• [Exercise description] Nothing before the line containing "Read this page and output its text content." belongs in the answer; quote that line and all lines after it through the end of the material, word for word.

• [Entries shown]
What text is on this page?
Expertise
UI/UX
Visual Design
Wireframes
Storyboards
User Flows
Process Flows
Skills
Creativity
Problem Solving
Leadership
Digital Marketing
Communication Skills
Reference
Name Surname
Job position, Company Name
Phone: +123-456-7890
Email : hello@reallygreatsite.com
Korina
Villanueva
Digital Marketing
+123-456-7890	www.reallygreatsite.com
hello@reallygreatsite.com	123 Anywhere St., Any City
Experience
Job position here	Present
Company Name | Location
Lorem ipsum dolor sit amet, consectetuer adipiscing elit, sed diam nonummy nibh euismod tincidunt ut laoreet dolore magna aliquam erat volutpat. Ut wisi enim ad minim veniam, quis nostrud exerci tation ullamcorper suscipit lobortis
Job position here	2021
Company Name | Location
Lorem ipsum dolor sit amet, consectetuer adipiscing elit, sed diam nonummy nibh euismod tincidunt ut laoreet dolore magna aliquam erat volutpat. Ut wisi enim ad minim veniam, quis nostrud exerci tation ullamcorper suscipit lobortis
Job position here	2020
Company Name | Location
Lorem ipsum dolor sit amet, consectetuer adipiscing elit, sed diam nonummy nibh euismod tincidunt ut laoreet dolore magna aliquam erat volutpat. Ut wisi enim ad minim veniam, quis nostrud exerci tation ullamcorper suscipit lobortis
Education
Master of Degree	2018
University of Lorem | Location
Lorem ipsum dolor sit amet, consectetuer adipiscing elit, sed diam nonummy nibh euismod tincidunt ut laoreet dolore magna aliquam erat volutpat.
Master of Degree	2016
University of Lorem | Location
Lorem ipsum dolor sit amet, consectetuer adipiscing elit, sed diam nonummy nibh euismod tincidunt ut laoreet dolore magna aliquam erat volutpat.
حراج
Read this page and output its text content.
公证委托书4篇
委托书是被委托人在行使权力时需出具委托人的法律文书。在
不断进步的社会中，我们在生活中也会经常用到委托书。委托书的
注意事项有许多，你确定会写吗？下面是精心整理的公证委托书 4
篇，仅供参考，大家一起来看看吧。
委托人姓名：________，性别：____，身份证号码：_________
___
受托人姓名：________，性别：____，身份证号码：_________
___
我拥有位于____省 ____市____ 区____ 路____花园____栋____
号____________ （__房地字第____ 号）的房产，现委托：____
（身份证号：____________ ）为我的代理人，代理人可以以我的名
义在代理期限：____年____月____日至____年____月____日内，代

• [Reply to the task]
Read this page and output its text content.
公证委托书4篇
委托书是被委托人在行使权力时需出具委托人的法律文书。在
不断进步的社会中，我们在生活中也会经常用到委托书。委托书的
注意事项有许多，你确定会写吗？下面是精心整理的公证委托书 4
篇，仅供参考，大家一起来看看吧。
委托人姓名：________，性别：____，身份证号码：_________
___
受托人姓名：________，性别：____，身份证号码：_________
___
我拥有位于____省 ____市____ 区____ 路____花园____栋____
号____________ （__房地字第____ 号）的房产，现委托：____
（身份证号：____________ ）为我的代理人，代理人可以以我的名
义在代理期限：____年____月____日至____年____月____日内，代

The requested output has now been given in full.